Task requirements = Determine the count of lines holding "ORNAMENT" and give that count alone.

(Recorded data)
━━━

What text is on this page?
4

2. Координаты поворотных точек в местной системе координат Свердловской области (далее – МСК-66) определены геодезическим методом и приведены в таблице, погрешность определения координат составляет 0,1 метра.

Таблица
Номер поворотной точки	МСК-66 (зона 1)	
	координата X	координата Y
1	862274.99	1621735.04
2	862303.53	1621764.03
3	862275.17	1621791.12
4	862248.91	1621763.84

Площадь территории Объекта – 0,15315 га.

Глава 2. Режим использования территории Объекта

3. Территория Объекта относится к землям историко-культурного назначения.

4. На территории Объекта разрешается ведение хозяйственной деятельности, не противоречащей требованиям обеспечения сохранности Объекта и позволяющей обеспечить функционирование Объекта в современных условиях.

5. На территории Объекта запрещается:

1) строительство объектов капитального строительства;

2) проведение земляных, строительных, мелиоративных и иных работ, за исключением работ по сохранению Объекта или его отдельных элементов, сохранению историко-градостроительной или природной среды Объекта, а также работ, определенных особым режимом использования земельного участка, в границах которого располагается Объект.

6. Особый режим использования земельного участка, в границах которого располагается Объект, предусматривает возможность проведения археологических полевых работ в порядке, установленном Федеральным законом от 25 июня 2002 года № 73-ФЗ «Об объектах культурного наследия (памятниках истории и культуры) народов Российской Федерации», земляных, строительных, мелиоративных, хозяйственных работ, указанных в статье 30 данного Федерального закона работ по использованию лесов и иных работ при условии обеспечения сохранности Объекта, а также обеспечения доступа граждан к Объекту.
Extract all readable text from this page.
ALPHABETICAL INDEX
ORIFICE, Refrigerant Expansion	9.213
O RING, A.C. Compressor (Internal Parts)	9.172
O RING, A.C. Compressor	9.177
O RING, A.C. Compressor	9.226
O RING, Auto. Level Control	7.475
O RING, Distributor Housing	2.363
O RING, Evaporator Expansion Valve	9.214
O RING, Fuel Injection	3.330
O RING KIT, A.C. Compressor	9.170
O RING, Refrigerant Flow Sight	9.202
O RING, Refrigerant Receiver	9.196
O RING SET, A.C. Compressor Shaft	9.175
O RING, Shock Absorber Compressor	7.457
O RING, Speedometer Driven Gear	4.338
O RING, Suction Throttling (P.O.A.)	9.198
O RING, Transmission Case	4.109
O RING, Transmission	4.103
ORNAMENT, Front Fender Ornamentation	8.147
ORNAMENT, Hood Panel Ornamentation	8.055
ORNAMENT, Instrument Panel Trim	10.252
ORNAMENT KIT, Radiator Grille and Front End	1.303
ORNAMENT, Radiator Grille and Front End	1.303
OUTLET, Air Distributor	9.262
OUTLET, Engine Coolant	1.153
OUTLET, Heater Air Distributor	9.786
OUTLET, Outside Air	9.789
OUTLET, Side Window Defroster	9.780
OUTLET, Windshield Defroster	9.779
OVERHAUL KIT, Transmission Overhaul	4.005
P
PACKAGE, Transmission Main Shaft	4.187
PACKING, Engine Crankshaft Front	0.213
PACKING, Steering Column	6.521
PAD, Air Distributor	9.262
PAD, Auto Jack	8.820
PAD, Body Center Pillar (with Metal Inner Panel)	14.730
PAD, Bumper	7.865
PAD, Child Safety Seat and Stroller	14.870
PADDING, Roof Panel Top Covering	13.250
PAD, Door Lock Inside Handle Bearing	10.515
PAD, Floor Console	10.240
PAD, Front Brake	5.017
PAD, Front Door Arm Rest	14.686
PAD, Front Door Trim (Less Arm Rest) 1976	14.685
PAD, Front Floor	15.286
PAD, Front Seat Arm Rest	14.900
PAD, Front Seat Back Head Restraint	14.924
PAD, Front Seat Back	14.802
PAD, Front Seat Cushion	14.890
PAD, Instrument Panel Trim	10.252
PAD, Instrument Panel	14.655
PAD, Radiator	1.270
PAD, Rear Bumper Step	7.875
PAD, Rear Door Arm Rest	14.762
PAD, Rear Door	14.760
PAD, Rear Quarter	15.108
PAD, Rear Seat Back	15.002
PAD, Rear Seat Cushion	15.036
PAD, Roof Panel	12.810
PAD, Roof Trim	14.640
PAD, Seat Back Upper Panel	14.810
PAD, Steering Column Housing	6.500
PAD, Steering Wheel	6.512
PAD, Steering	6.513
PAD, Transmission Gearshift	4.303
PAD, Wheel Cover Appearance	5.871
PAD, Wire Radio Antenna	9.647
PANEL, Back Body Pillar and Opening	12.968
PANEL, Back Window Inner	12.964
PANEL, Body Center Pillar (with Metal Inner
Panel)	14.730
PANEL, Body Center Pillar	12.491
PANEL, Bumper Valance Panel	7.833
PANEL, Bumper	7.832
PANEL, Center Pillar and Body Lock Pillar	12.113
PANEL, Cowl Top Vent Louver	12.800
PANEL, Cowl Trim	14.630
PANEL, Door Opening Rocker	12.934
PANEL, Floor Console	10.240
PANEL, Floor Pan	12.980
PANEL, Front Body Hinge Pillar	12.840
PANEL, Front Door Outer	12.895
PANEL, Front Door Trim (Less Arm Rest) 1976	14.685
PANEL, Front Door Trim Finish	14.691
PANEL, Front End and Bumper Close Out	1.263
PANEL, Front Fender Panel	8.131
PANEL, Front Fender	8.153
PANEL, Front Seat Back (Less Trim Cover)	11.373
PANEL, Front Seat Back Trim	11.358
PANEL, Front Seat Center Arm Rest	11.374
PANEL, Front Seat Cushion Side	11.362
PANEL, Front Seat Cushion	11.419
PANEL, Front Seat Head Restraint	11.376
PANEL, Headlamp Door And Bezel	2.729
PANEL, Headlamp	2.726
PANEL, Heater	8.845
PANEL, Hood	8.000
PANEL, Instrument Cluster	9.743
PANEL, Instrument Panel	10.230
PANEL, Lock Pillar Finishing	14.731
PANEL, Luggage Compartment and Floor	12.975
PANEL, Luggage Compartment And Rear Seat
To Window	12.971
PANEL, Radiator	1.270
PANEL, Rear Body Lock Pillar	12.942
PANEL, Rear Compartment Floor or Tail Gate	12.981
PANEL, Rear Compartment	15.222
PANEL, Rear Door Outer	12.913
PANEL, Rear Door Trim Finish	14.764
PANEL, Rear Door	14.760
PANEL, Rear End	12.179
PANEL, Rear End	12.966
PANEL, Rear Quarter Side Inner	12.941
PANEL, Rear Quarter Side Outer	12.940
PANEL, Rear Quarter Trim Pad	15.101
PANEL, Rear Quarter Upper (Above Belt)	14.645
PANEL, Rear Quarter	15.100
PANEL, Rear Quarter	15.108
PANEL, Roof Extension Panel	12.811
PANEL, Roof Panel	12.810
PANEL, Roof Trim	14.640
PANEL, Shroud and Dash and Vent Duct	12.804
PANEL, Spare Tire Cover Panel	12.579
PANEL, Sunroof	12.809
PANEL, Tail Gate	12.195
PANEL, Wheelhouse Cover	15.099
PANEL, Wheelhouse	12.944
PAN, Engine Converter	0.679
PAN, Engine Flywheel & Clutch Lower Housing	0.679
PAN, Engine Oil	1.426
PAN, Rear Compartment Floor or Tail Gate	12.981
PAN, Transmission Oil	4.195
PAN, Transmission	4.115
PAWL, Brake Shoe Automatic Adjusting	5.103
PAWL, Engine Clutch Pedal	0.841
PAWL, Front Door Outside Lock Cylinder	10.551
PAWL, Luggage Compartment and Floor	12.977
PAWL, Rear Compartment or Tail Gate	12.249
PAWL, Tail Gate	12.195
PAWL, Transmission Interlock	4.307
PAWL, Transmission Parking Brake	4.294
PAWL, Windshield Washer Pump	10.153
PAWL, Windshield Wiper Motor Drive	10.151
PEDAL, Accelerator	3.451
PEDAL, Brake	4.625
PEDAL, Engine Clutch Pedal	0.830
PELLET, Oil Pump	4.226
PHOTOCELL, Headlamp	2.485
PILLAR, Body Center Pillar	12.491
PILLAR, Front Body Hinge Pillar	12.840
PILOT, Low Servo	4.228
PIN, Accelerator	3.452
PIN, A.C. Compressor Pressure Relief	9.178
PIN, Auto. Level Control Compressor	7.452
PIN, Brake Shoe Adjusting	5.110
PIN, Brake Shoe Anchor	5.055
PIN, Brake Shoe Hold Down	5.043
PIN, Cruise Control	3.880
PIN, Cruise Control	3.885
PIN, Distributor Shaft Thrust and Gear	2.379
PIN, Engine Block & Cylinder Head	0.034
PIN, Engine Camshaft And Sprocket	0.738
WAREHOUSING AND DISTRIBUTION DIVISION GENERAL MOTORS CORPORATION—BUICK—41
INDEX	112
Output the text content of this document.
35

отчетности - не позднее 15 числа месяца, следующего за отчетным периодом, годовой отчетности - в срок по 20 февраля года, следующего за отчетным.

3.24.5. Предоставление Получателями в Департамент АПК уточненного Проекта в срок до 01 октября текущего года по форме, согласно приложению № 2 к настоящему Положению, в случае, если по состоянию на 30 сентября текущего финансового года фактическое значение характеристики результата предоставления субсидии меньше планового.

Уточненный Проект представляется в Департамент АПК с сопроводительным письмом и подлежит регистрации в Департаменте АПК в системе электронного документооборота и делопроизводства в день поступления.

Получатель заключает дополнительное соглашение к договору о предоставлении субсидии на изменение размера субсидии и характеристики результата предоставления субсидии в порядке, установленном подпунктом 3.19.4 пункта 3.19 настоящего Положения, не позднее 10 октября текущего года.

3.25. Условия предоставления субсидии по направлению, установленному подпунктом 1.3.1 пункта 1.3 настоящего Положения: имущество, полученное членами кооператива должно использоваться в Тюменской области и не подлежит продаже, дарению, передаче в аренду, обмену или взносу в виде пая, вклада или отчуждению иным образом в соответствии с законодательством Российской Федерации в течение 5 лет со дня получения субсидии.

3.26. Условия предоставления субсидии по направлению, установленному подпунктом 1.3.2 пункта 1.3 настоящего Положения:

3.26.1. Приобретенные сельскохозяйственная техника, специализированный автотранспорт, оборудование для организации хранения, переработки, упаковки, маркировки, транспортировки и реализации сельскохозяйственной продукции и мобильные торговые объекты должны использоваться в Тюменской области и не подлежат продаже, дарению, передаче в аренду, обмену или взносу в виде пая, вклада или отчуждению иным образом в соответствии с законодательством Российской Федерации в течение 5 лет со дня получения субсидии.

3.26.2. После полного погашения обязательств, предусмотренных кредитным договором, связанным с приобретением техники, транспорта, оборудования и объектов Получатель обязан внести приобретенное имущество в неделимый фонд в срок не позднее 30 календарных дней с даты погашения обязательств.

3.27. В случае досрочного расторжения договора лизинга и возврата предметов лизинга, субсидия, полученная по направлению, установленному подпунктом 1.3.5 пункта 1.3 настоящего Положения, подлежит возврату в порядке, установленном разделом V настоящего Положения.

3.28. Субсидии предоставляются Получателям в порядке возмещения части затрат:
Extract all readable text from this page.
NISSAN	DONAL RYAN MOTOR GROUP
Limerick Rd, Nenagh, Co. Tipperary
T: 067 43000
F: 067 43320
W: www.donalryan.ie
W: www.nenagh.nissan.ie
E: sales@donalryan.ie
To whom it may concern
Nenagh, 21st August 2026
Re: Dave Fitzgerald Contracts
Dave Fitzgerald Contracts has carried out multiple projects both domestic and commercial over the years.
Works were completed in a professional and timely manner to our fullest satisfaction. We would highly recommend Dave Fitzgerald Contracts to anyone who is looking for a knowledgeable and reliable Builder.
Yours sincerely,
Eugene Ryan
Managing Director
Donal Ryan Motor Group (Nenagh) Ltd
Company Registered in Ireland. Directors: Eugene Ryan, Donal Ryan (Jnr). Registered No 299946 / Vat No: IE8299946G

━━━

Result of this exercise = 5